*Exercise description:* Go through the entries below and print each one exactly, leaving out pictures.

*Dataset:*
══════════
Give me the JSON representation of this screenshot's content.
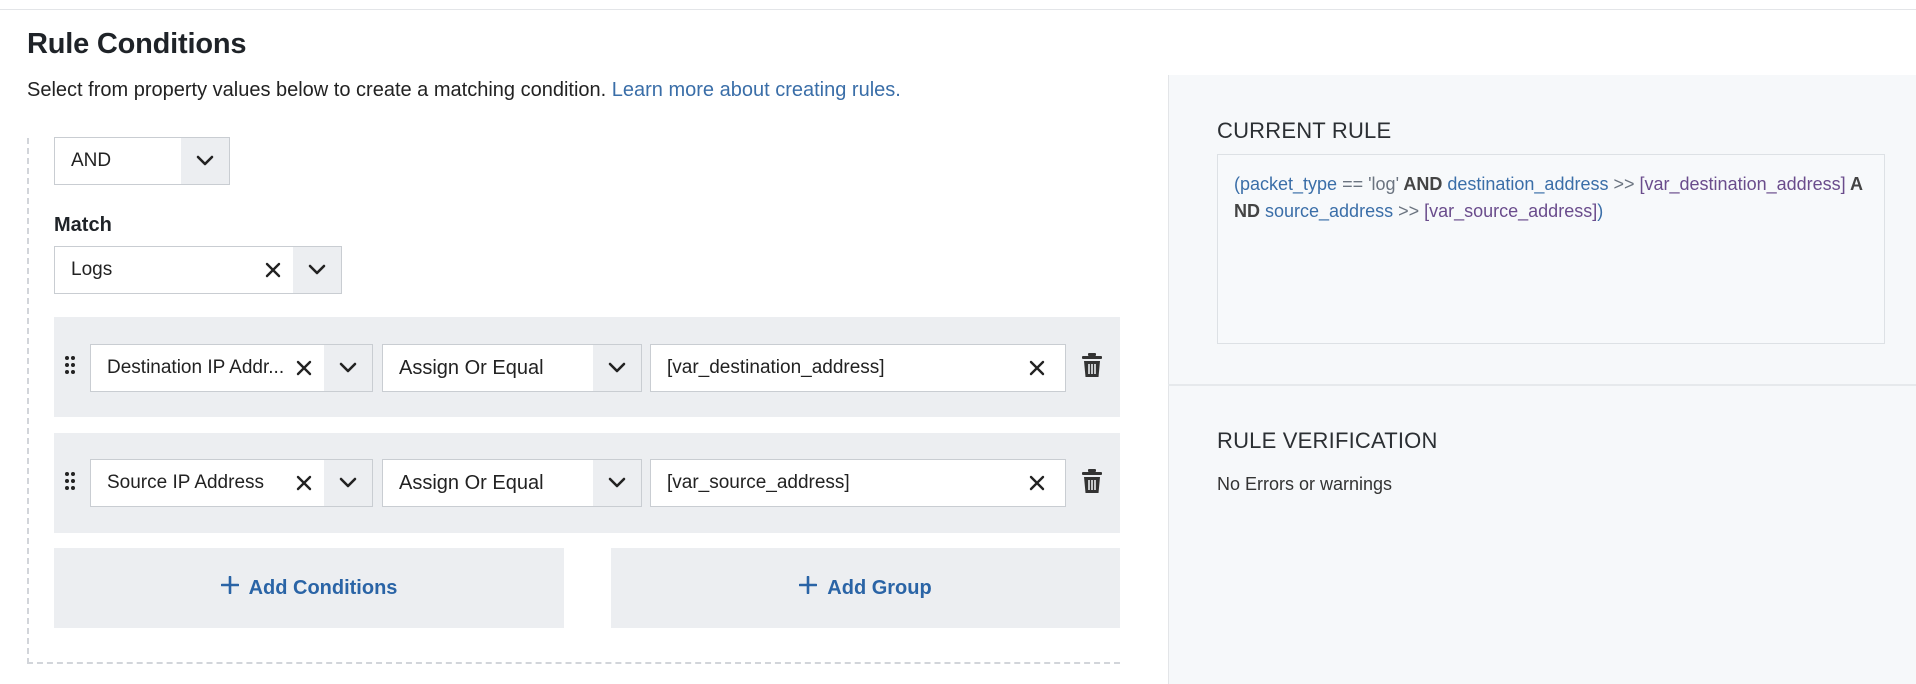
{
  "header": {
    "title": "Rule Conditions",
    "subtitle": "Select from property values below to create a matching condition.",
    "learn_more": "Learn more about creating rules."
  },
  "group": {
    "operator": "AND",
    "match_label": "Match",
    "match_value": "Logs"
  },
  "conditions": [
    {
      "field": "Destination IP Addr...",
      "operator": "Assign Or Equal",
      "value": "[var_destination_address]"
    },
    {
      "field": "Source IP Address",
      "operator": "Assign Or Equal",
      "value": "[var_source_address]"
    }
  ],
  "actions": {
    "add_conditions": "Add Conditions",
    "add_group": "Add Group"
  },
  "current_rule": {
    "title": "CURRENT RULE",
    "tokens": [
      {
        "t": "par",
        "v": "("
      },
      {
        "t": "key",
        "v": "packet_type"
      },
      {
        "t": "op",
        "v": " == "
      },
      {
        "t": "str",
        "v": "'log'"
      },
      {
        "t": "and",
        "v": " AND "
      },
      {
        "t": "key",
        "v": "destination_address"
      },
      {
        "t": "op",
        "v": " >> "
      },
      {
        "t": "var",
        "v": "[var_destination_address]"
      },
      {
        "t": "and",
        "v": " AND "
      },
      {
        "t": "key",
        "v": "source_address"
      },
      {
        "t": "op",
        "v": " >> "
      },
      {
        "t": "var",
        "v": "[var_source_address]"
      },
      {
        "t": "par",
        "v": ")"
      }
    ]
  },
  "verification": {
    "title": "RULE VERIFICATION",
    "message": "No Errors or warnings"
  },
  "colors": {
    "link": "#3a6ea8",
    "action": "#2a64a6",
    "panel_bg": "#eceef1",
    "right_bg": "#f6f8fa"
  },
  "icons": {
    "clear": "close-icon",
    "caret": "chevron-down-icon",
    "drag": "drag-handle-icon",
    "delete": "trash-icon",
    "add": "plus-icon"
  }
}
══════════
*Expected answer:*
Give me the JSON representation of this screenshot's content.
{
  "header": {
    "title": "Rule Conditions",
    "subtitle": "Select from property values below to create a matching condition.",
    "learn_more": "Learn more about creating rules."
  },
  "group": {
    "operator": "AND",
    "match_label": "Match",
    "match_value": "Logs"
  },
  "conditions": [
    {
      "field": "Destination IP Addr...",
      "operator": "Assign Or Equal",
      "value": "[var_destination_address]"
    },
    {
      "field": "Source IP Address",
      "operator": "Assign Or Equal",
      "value": "[var_source_address]"
    }
  ],
  "actions": {
    "add_conditions": "Add Conditions",
    "add_group": "Add Group"
  },
  "current_rule": {
    "title": "CURRENT RULE",
    "tokens": [
      {
        "t": "par",
        "v": "("
      },
      {
        "t": "key",
        "v": "packet_type"
      },
      {
        "t": "op",
        "v": " == "
      },
      {
        "t": "str",
        "v": "'log'"
      },
      {
        "t": "and",
        "v": " AND "
      },
      {
        "t": "key",
        "v": "destination_address"
      },
      {
        "t": "op",
        "v": " >> "
      },
      {
        "t": "var",
        "v": "[var_destination_address]"
      },
      {
        "t": "and",
        "v": " AND "
      },
      {
        "t": "key",
        "v": "source_address"
      },
      {
        "t": "op",
        "v": " >> "
      },
      {
        "t": "var",
        "v": "[var_source_address]"
      },
      {
        "t": "par",
        "v": ")"
      }
    ]
  },
  "verification": {
    "title": "RULE VERIFICATION",
    "message": "No Errors or warnings"
  },
  "colors": {
    "link": "#3a6ea8",
    "action": "#2a64a6",
    "panel_bg": "#eceef1",
    "right_bg": "#f6f8fa"
  },
  "icons": {
    "clear": "close-icon",
    "caret": "chevron-down-icon",
    "drag": "drag-handle-icon",
    "delete": "trash-icon",
    "add": "plus-icon"
  }
}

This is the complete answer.